_PROBLEM DESCRIPTION_: Emit the data below verbatim, stripping out any pictures.

Some records:
** begin **
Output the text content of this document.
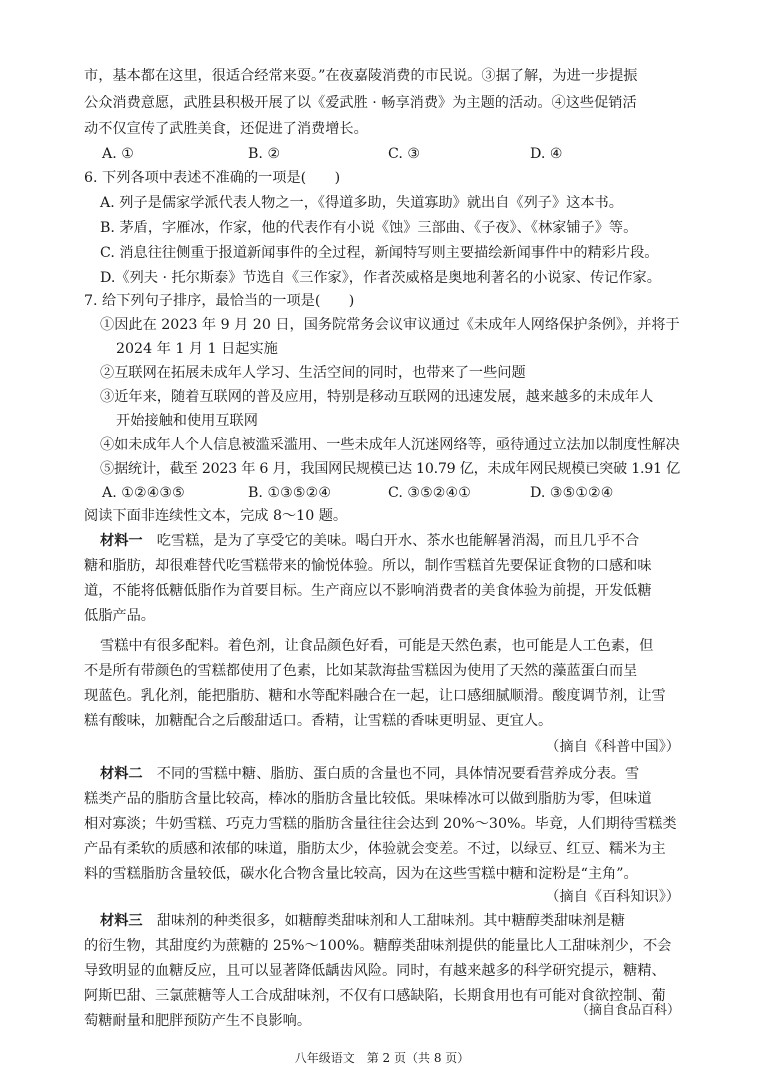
市，基本都在这里，很适合经常来耍。”在夜嘉陵消费的市民说。③据了解，为进一步提振
公众消费意愿，武胜县积极开展了以《爱武胜 · 畅享消费》为主题的活动。④这些促销活
动不仅宣传了武胜美食，还促进了消费增长。
A. ①	B. ②	C. ③	D. ④
6. 下列各项中表述不准确的一项是(　　)
A. 列子是儒家学派代表人物之一，《得道多助，失道寡助》就出自《列子》这本书。
B. 茅盾，字雁冰，作家，他的代表作有小说《蚀》三部曲、《子夜》、《林家铺子》等。
C. 消息往往侧重于报道新闻事件的全过程，新闻特写则主要描绘新闻事件中的精彩片段。
D.《列夫 · 托尔斯泰》节选自《三作家》，作者茨威格是奥地利著名的小说家、传记作家。
7. 给下列句子排序，最恰当的一项是(　　)
①因此在 2023 年 9 月 20 日，国务院常务会议审议通过《未成年人网络保护条例》，并将于
2024 年 1 月 1 日起实施
②互联网在拓展未成年人学习、生活空间的同时，也带来了一些问题
③近年来，随着互联网的普及应用，特别是移动互联网的迅速发展，越来越多的未成年人
开始接触和使用互联网
④如未成年人个人信息被滥采滥用、一些未成年人沉迷网络等，亟待通过立法加以制度性解决
⑤据统计，截至 2023 年 6 月，我国网民规模已达 10.79 亿，未成年网民规模已突破 1.91 亿
A. ①②④③⑤	B. ①③⑤②④	C. ③⑤②④①	D. ③⑤①②④
阅读下面非连续性文本，完成 8～10 题。
材料一　 吃雪糕，是为了享受它的美味。喝白开水、茶水也能解暑消渴，而且几乎不合
糖和脂肪，却很难替代吃雪糕带来的愉悦体验。所以，制作雪糕首先要保证食物的口感和味
道，不能将低糖低脂作为首要目标。生产商应以不影响消费者的美食体验为前提，开发低糖
低脂产品。
雪糕中有很多配料。着色剂，让食品颜色好看，可能是天然色素，也可能是人工色素，但
不是所有带颜色的雪糕都使用了色素，比如某款海盐雪糕因为使用了天然的藻蓝蛋白而呈
现蓝色。乳化剂，能把脂肪、糖和水等配料融合在一起，让口感细腻顺滑。酸度调节剂，让雪
糕有酸味，加糖配合之后酸甜适口。香精，让雪糕的香味更明显、更宜人。
（摘自《科普中国》）
材料二　 不同的雪糕中糖、脂肪、蛋白质的含量也不同，具体情况要看营养成分表。雪
糕类产品的脂肪含量比较高，棒冰的脂肪含量比较低。果味棒冰可以做到脂肪为零，但味道
相对寡淡；牛奶雪糕、巧克力雪糕的脂肪含量往往会达到 20%～30%。毕竟，人们期待雪糕类
产品有柔软的质感和浓郁的味道，脂肪太少，体验就会变差。不过，以绿豆、红豆、糯米为主
料的雪糕脂肪含量较低，碳水化合物含量比较高，因为在这些雪糕中糖和淀粉是“主角”。
（摘自《百科知识》）
材料三　 甜味剂的种类很多，如糖醇类甜味剂和人工甜味剂。其中糖醇类甜味剂是糖
的衍生物，其甜度约为蔗糖的 25%～100%。糖醇类甜味剂提供的能量比人工甜味剂少，不会
导致明显的血糖反应，且可以显著降低龋齿风险。同时，有越来越多的科学研究提示，糖精、
阿斯巴甜、三氯蔗糖等人工合成甜味剂，不仅有口感缺陷，长期食用也有可能对食欲控制、葡
萄糖耐量和肥胖预防产生不良影响。
（摘自食品百科）
八年级语文　第 2 页（共 8 页）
** end **
_SOLUTION TO THIS PROBLEM_:
Output the text content of this document.
市，基本都在这里，很适合经常来耍。”在夜嘉陵消费的市民说。③据了解，为进一步提振
公众消费意愿，武胜县积极开展了以《爱武胜 · 畅享消费》为主题的活动。④这些促销活
动不仅宣传了武胜美食，还促进了消费增长。
A. ①	B. ②	C. ③	D. ④
6. 下列各项中表述不准确的一项是(　　)
A. 列子是儒家学派代表人物之一，《得道多助，失道寡助》就出自《列子》这本书。
B. 茅盾，字雁冰，作家，他的代表作有小说《蚀》三部曲、《子夜》、《林家铺子》等。
C. 消息往往侧重于报道新闻事件的全过程，新闻特写则主要描绘新闻事件中的精彩片段。
D.《列夫 · 托尔斯泰》节选自《三作家》，作者茨威格是奥地利著名的小说家、传记作家。
7. 给下列句子排序，最恰当的一项是(　　)
①因此在 2023 年 9 月 20 日，国务院常务会议审议通过《未成年人网络保护条例》，并将于
2024 年 1 月 1 日起实施
②互联网在拓展未成年人学习、生活空间的同时，也带来了一些问题
③近年来，随着互联网的普及应用，特别是移动互联网的迅速发展，越来越多的未成年人
开始接触和使用互联网
④如未成年人个人信息被滥采滥用、一些未成年人沉迷网络等，亟待通过立法加以制度性解决
⑤据统计，截至 2023 年 6 月，我国网民规模已达 10.79 亿，未成年网民规模已突破 1.91 亿
A. ①②④③⑤	B. ①③⑤②④	C. ③⑤②④①	D. ③⑤①②④
阅读下面非连续性文本，完成 8～10 题。
材料一　 吃雪糕，是为了享受它的美味。喝白开水、茶水也能解暑消渴，而且几乎不合
糖和脂肪，却很难替代吃雪糕带来的愉悦体验。所以，制作雪糕首先要保证食物的口感和味
道，不能将低糖低脂作为首要目标。生产商应以不影响消费者的美食体验为前提，开发低糖
低脂产品。
雪糕中有很多配料。着色剂，让食品颜色好看，可能是天然色素，也可能是人工色素，但
不是所有带颜色的雪糕都使用了色素，比如某款海盐雪糕因为使用了天然的藻蓝蛋白而呈
现蓝色。乳化剂，能把脂肪、糖和水等配料融合在一起，让口感细腻顺滑。酸度调节剂，让雪
糕有酸味，加糖配合之后酸甜适口。香精，让雪糕的香味更明显、更宜人。
（摘自《科普中国》）
材料二　 不同的雪糕中糖、脂肪、蛋白质的含量也不同，具体情况要看营养成分表。雪
糕类产品的脂肪含量比较高，棒冰的脂肪含量比较低。果味棒冰可以做到脂肪为零，但味道
相对寡淡；牛奶雪糕、巧克力雪糕的脂肪含量往往会达到 20%～30%。毕竟，人们期待雪糕类
产品有柔软的质感和浓郁的味道，脂肪太少，体验就会变差。不过，以绿豆、红豆、糯米为主
料的雪糕脂肪含量较低，碳水化合物含量比较高，因为在这些雪糕中糖和淀粉是“主角”。
（摘自《百科知识》）
材料三　 甜味剂的种类很多，如糖醇类甜味剂和人工甜味剂。其中糖醇类甜味剂是糖
的衍生物，其甜度约为蔗糖的 25%～100%。糖醇类甜味剂提供的能量比人工甜味剂少，不会
导致明显的血糖反应，且可以显著降低龋齿风险。同时，有越来越多的科学研究提示，糖精、
阿斯巴甜、三氯蔗糖等人工合成甜味剂，不仅有口感缺陷，长期食用也有可能对食欲控制、葡
萄糖耐量和肥胖预防产生不良影响。
（摘自食品百科）
八年级语文　第 2 页（共 8 页）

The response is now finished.